_The problem_
Copy every line of the data that includes the string "sidebar".

** BEGIN Given data **

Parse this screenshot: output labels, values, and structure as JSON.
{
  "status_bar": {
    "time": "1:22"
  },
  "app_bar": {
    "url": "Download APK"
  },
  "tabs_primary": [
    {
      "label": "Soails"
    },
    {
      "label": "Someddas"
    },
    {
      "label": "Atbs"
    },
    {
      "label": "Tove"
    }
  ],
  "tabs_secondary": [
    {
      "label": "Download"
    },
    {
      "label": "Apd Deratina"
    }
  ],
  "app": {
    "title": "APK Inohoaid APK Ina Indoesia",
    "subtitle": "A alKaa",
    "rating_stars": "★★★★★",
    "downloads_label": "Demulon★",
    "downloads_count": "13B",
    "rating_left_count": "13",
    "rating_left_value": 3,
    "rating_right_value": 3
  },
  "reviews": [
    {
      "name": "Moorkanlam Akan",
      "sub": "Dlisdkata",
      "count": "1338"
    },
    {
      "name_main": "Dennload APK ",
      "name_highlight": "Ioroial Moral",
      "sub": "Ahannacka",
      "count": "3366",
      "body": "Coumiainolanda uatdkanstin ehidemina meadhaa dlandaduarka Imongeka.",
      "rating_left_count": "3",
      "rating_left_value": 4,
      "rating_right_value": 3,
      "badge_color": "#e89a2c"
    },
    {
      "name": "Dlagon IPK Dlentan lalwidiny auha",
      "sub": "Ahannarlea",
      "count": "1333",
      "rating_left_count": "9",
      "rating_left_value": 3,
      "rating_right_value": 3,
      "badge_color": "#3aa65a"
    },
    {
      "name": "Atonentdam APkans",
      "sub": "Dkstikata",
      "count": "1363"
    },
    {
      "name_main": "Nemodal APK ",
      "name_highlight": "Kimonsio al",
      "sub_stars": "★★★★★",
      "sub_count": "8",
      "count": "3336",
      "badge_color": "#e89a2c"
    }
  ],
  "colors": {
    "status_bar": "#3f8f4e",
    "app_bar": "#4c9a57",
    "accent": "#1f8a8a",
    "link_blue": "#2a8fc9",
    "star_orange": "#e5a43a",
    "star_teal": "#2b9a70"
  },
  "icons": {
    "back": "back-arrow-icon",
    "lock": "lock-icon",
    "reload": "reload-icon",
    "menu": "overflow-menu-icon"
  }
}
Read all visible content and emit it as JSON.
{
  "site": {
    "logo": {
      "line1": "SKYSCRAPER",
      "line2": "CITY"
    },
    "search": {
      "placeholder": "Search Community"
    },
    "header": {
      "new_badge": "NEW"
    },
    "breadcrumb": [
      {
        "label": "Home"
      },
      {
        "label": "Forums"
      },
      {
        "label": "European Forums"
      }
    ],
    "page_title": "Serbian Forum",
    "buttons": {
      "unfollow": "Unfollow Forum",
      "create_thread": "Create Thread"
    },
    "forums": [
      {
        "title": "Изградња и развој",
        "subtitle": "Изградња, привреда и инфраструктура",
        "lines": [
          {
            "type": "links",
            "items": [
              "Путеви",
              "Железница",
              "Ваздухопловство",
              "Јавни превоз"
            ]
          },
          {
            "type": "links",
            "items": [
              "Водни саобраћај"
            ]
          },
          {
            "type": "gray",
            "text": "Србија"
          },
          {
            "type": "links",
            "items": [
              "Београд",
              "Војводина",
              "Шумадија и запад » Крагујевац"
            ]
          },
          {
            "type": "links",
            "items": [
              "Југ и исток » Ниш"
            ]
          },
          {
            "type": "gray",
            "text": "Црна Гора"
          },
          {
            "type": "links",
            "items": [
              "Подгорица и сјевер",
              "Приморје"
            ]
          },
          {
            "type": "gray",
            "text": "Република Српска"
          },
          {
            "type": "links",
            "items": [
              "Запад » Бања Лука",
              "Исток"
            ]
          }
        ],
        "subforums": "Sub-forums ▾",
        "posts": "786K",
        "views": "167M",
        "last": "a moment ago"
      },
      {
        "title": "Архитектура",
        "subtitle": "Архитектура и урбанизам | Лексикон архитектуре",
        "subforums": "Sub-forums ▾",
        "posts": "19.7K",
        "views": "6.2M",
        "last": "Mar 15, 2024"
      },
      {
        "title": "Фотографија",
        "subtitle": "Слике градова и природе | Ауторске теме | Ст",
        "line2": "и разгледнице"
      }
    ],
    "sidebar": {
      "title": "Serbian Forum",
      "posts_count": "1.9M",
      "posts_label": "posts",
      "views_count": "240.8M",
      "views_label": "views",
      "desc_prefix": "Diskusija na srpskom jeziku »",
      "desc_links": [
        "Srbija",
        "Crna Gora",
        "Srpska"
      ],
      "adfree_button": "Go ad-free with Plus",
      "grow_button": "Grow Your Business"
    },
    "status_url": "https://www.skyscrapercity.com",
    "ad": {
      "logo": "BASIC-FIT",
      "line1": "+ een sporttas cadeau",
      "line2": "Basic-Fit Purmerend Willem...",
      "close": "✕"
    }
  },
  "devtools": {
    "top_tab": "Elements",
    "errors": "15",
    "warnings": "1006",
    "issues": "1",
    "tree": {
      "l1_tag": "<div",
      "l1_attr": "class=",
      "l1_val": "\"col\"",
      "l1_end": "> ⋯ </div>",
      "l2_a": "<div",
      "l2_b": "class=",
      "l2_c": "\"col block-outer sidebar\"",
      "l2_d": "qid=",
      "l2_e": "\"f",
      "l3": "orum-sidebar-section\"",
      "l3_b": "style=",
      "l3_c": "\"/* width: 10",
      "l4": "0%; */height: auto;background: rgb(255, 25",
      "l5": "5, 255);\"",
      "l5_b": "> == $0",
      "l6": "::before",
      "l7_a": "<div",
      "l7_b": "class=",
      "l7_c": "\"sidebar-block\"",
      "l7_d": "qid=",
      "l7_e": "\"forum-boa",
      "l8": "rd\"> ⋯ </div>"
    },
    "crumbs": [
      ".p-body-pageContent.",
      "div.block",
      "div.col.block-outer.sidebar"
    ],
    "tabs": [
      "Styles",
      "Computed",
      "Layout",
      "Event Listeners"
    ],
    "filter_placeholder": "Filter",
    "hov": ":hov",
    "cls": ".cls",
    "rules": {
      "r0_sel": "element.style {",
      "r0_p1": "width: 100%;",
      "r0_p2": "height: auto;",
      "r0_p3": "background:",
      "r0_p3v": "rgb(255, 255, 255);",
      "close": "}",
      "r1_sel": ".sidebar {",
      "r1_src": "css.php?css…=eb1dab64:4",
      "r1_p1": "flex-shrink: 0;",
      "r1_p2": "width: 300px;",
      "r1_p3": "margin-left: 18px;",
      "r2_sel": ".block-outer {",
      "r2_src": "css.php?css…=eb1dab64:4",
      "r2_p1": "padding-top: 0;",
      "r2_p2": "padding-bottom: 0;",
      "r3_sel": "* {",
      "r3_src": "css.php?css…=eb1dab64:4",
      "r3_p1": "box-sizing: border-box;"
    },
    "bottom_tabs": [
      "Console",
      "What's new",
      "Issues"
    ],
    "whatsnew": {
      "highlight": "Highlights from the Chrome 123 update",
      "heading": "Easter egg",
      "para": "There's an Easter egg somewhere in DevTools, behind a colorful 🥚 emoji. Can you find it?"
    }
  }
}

** END Given data **

_Solution to the exercise_
    "sidebar": {
      "l2_c": "\"col block-outer sidebar\"",
      "l3": "orum-sidebar-section\"",
      "l7_c": "\"sidebar-block\"",
      "div.col.block-outer.sidebar"
      "r1_sel": ".sidebar {",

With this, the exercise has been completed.